◆ **TRAVAIL À FAIRE**
Recopiez sans aucune modification les lignes allant du tout début jusqu'à la ligne contenant « x-tick-label: OCT bbox=[705, 372, 741, 391] », celle-ci comprise.
:: EXTRAITS DES LIGNES
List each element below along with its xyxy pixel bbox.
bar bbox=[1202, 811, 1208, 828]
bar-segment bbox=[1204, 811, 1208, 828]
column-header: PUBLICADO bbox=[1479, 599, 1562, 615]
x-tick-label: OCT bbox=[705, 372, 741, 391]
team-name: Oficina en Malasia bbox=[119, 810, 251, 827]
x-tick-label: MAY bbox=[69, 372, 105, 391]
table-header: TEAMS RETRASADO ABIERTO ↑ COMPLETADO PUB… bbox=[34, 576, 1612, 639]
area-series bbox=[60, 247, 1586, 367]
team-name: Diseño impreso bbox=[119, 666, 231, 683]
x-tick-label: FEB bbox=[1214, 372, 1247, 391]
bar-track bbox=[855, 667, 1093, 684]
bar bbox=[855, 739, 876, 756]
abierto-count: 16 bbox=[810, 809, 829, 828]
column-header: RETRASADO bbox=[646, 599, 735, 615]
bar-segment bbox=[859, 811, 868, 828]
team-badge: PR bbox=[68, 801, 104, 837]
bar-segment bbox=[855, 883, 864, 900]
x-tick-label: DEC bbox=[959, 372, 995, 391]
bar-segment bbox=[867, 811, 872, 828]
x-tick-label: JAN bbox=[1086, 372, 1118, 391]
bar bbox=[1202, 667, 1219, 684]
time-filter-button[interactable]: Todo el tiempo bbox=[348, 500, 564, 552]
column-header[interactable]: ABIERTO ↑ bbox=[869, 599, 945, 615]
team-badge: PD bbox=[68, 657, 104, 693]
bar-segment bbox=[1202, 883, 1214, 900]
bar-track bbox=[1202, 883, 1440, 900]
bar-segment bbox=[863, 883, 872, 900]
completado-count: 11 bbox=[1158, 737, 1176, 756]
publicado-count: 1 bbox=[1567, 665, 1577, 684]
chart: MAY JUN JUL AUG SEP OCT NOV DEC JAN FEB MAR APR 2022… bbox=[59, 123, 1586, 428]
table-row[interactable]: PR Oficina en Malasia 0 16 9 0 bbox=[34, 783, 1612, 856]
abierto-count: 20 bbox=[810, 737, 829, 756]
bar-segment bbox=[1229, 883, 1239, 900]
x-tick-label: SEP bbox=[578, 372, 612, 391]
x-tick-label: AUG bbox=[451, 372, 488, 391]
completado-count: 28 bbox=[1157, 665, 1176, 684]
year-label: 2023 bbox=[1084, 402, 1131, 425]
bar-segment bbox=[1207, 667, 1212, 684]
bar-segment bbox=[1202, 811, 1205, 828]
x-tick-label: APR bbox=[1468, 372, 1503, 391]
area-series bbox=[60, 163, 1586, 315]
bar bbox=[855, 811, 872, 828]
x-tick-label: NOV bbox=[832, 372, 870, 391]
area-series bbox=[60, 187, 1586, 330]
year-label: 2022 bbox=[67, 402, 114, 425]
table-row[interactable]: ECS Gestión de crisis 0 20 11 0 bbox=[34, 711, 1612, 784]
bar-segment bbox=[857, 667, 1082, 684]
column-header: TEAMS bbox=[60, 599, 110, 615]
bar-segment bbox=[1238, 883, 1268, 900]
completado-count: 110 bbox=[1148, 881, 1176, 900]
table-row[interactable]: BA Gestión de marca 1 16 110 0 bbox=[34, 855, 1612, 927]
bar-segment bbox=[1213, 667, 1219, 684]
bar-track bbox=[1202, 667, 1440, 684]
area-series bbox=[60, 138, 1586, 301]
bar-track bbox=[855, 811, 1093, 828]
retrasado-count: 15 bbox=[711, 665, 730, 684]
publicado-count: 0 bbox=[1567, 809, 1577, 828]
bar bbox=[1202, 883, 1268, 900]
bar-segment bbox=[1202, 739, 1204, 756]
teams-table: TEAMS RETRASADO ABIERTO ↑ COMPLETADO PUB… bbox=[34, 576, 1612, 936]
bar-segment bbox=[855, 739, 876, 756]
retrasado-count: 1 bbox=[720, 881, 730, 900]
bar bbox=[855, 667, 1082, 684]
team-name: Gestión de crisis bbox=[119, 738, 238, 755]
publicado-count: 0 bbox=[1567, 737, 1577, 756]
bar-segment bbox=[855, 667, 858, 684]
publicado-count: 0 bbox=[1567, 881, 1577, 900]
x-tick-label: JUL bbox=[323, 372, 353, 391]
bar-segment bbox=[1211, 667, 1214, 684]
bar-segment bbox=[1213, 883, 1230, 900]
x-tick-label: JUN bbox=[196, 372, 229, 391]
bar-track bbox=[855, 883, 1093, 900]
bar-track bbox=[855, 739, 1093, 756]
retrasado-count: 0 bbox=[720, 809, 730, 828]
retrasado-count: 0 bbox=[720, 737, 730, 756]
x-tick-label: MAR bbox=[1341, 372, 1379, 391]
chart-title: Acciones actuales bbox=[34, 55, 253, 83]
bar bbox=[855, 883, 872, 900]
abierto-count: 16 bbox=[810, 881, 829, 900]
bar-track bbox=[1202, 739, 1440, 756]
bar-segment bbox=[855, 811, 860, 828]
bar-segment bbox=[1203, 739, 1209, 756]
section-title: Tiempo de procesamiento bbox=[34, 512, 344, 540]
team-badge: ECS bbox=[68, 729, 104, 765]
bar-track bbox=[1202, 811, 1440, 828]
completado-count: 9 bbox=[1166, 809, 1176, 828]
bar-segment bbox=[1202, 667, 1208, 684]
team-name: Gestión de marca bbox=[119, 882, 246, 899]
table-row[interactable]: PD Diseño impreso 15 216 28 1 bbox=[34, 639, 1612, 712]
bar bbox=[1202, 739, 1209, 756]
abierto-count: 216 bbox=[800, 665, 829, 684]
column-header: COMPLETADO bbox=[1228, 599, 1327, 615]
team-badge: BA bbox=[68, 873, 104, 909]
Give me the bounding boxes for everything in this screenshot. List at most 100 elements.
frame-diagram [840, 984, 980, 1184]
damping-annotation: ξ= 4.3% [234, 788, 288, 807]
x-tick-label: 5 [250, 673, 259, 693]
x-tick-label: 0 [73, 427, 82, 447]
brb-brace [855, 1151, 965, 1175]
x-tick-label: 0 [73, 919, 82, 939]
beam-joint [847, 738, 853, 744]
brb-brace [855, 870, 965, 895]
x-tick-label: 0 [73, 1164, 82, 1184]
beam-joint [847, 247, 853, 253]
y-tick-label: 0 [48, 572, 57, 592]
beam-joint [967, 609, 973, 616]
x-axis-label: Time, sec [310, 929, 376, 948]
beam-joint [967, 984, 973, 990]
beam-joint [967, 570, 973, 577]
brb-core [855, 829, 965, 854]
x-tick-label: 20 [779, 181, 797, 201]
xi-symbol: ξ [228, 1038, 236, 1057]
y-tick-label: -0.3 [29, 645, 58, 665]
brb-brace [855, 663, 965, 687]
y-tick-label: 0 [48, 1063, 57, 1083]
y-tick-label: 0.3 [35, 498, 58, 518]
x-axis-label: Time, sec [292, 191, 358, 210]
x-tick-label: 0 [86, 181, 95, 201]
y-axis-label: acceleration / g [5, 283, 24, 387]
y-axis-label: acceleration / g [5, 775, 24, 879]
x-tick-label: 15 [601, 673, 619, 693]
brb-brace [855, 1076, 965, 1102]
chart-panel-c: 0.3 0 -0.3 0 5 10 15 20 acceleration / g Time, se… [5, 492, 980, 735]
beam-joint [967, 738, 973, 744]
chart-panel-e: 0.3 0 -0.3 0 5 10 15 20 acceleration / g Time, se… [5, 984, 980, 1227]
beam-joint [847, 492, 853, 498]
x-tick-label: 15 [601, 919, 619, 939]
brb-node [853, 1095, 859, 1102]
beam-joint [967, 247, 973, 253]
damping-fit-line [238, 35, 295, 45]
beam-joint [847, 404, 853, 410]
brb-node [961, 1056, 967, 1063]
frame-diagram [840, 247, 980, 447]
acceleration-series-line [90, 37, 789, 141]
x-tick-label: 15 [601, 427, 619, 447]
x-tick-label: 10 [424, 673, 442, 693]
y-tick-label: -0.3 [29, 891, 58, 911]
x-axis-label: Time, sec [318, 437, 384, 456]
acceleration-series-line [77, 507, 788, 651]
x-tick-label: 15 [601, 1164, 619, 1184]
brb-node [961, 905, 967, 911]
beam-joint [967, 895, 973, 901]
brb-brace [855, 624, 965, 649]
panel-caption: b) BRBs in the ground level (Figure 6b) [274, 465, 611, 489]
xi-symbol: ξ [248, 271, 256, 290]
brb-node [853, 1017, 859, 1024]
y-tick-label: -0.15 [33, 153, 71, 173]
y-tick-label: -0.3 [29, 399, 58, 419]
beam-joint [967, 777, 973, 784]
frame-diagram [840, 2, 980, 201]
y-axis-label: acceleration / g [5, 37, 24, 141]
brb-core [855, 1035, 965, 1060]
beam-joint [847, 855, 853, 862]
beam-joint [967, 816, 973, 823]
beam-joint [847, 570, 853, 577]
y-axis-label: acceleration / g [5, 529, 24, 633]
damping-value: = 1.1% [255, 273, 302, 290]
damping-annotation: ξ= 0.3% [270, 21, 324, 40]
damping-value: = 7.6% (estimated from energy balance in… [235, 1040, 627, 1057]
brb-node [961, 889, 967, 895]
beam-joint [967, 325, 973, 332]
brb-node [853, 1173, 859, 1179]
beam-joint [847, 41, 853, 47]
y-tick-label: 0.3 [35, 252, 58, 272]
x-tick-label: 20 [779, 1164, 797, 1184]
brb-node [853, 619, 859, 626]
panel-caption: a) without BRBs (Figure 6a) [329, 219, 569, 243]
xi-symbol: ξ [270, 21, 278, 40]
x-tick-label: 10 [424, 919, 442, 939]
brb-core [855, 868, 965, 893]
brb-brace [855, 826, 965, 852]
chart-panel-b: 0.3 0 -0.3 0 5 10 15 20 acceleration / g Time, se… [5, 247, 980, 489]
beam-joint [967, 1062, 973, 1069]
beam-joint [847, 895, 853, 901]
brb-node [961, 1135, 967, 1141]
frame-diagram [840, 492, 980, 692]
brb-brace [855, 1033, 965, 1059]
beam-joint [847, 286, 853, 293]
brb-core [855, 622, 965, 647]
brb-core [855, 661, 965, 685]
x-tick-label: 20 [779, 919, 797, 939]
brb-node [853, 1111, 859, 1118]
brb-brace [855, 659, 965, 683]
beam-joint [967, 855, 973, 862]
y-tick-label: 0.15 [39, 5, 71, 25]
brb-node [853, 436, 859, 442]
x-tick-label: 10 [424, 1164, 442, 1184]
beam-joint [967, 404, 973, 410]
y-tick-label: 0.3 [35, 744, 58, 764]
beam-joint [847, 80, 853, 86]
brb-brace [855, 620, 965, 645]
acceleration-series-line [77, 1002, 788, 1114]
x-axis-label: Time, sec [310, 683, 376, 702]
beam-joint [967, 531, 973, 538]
::::
◆ **RÉSULTAT OBTENU**
List each element below along with its xyxy pixel bbox.
bar bbox=[1202, 811, 1208, 828]
bar-segment bbox=[1204, 811, 1208, 828]
column-header: PUBLICADO bbox=[1479, 599, 1562, 615]
x-tick-label: OCT bbox=[705, 372, 741, 391]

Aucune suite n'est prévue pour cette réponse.